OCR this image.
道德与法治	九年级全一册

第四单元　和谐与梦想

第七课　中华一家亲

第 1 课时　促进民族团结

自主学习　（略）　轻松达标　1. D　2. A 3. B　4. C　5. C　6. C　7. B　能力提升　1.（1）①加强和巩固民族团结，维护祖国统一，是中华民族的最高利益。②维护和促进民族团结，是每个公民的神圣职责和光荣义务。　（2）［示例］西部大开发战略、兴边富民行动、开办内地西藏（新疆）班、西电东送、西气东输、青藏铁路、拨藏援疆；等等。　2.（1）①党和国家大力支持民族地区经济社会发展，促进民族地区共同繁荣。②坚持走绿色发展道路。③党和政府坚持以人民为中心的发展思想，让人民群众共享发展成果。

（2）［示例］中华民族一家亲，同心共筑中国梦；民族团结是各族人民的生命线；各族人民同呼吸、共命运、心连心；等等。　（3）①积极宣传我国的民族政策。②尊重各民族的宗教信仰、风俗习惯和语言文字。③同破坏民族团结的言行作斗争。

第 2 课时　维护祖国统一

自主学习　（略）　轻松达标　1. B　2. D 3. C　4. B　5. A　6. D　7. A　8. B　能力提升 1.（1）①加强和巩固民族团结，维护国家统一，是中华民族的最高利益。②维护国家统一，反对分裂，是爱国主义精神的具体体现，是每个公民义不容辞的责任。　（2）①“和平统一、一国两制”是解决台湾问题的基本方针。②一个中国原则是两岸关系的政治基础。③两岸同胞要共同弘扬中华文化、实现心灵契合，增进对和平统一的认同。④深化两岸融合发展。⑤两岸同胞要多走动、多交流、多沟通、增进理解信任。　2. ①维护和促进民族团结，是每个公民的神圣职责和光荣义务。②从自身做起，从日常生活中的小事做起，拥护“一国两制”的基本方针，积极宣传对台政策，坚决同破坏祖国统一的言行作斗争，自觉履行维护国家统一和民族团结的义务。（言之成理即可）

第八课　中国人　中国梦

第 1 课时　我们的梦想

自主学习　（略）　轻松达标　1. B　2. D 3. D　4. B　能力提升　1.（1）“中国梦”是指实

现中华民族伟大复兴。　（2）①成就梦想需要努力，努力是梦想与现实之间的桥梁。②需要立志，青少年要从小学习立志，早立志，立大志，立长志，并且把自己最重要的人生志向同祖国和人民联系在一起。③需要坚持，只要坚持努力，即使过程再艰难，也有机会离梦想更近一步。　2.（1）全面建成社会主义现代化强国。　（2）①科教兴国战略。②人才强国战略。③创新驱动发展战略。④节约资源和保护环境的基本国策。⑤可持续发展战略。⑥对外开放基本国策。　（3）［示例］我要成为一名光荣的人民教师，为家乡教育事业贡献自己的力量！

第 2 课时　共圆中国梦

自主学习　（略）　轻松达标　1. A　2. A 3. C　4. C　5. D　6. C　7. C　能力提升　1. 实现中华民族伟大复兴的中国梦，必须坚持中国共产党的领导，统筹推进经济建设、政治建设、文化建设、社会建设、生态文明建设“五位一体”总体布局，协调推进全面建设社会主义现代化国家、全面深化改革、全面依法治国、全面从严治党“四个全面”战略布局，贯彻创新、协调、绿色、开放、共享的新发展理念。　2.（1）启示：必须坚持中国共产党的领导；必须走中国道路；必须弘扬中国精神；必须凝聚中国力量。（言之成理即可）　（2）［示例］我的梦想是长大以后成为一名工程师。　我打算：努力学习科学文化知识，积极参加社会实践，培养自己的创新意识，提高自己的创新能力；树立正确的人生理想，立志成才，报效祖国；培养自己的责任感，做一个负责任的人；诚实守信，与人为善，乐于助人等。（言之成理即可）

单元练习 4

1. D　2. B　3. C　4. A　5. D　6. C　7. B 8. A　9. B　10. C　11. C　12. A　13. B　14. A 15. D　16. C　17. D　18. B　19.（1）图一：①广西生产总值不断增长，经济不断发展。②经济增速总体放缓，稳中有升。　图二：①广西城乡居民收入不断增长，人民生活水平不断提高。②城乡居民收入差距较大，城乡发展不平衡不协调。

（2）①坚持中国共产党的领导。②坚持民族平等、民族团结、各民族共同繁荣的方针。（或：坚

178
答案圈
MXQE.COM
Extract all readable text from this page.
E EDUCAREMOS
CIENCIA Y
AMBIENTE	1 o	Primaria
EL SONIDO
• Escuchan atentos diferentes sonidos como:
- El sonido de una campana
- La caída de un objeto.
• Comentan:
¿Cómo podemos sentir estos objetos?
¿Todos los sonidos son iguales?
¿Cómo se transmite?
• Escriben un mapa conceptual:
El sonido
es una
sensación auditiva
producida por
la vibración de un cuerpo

Objective:
Make an exact copy of every entry.

Output below:
OCR this image.
道德与法治	九年级全一册

第四单元　和谐与梦想

第七课　中华一家亲

第 1 课时　促进民族团结

自主学习　（略）　轻松达标　1. D　2. A 3. B　4. C　5. C　6. C　7. B　能力提升　1.（1）①加强和巩固民族团结，维护祖国统一，是中华民族的最高利益。②维护和促进民族团结，是每个公民的神圣职责和光荣义务。　（2）［示例］西部大开发战略、兴边富民行动、开办内地西藏（新疆）班、西电东送、西气东输、青藏铁路、拨藏援疆；等等。　2.（1）①党和国家大力支持民族地区经济社会发展，促进民族地区共同繁荣。②坚持走绿色发展道路。③党和政府坚持以人民为中心的发展思想，让人民群众共享发展成果。

（2）［示例］中华民族一家亲，同心共筑中国梦；民族团结是各族人民的生命线；各族人民同呼吸、共命运、心连心；等等。　（3）①积极宣传我国的民族政策。②尊重各民族的宗教信仰、风俗习惯和语言文字。③同破坏民族团结的言行作斗争。

第 2 课时　维护祖国统一

自主学习　（略）　轻松达标　1. B　2. D 3. C　4. B　5. A　6. D　7. A　8. B　能力提升 1.（1）①加强和巩固民族团结，维护国家统一，是中华民族的最高利益。②维护国家统一，反对分裂，是爱国主义精神的具体体现，是每个公民义不容辞的责任。　（2）①“和平统一、一国两制”是解决台湾问题的基本方针。②一个中国原则是两岸关系的政治基础。③两岸同胞要共同弘扬中华文化、实现心灵契合，增进对和平统一的认同。④深化两岸融合发展。⑤两岸同胞要多走动、多交流、多沟通、增进理解信任。　2. ①维护和促进民族团结，是每个公民的神圣职责和光荣义务。②从自身做起，从日常生活中的小事做起，拥护“一国两制”的基本方针，积极宣传对台政策，坚决同破坏祖国统一的言行作斗争，自觉履行维护国家统一和民族团结的义务。（言之成理即可）

第八课　中国人　中国梦

第 1 课时　我们的梦想

自主学习　（略）　轻松达标　1. B　2. D 3. D　4. B　能力提升　1.（1）“中国梦”是指实

现中华民族伟大复兴。　（2）①成就梦想需要努力，努力是梦想与现实之间的桥梁。②需要立志，青少年要从小学习立志，早立志，立大志，立长志，并且把自己最重要的人生志向同祖国和人民联系在一起。③需要坚持，只要坚持努力，即使过程再艰难，也有机会离梦想更近一步。　2.（1）全面建成社会主义现代化强国。　（2）①科教兴国战略。②人才强国战略。③创新驱动发展战略。④节约资源和保护环境的基本国策。⑤可持续发展战略。⑥对外开放基本国策。　（3）［示例］我要成为一名光荣的人民教师，为家乡教育事业贡献自己的力量！

第 2 课时　共圆中国梦

自主学习　（略）　轻松达标　1. A　2. A 3. C　4. C　5. D　6. C　7. C　能力提升　1. 实现中华民族伟大复兴的中国梦，必须坚持中国共产党的领导，统筹推进经济建设、政治建设、文化建设、社会建设、生态文明建设“五位一体”总体布局，协调推进全面建设社会主义现代化国家、全面深化改革、全面依法治国、全面从严治党“四个全面”战略布局，贯彻创新、协调、绿色、开放、共享的新发展理念。　2.（1）启示：必须坚持中国共产党的领导；必须走中国道路；必须弘扬中国精神；必须凝聚中国力量。（言之成理即可）　（2）［示例］我的梦想是长大以后成为一名工程师。　我打算：努力学习科学文化知识，积极参加社会实践，培养自己的创新意识，提高自己的创新能力；树立正确的人生理想，立志成才，报效祖国；培养自己的责任感，做一个负责任的人；诚实守信，与人为善，乐于助人等。（言之成理即可）

单元练习 4

1. D　2. B　3. C　4. A　5. D　6. C　7. B 8. A　9. B　10. C　11. C　12. A　13. B　14. A 15. D　16. C　17. D　18. B　19.（1）图一：①广西生产总值不断增长，经济不断发展。②经济增速总体放缓，稳中有升。　图二：①广西城乡居民收入不断增长，人民生活水平不断提高。②城乡居民收入差距较大，城乡发展不平衡不协调。

（2）①坚持中国共产党的领导。②坚持民族平等、民族团结、各民族共同繁荣的方针。（或：坚

178
答案圈
MXQE.COM
Extract all readable text from this page.
E EDUCAREMOS
CIENCIA Y
AMBIENTE	1 o	Primaria
EL SONIDO
• Escuchan atentos diferentes sonidos como:
- El sonido de una campana
- La caída de un objeto.
• Comentan:
¿Cómo podemos sentir estos objetos?
¿Todos los sonidos son iguales?
¿Cómo se transmite?
• Escriben un mapa conceptual:
El sonido
es una
sensación auditiva
producida por
la vibración de un cuerpo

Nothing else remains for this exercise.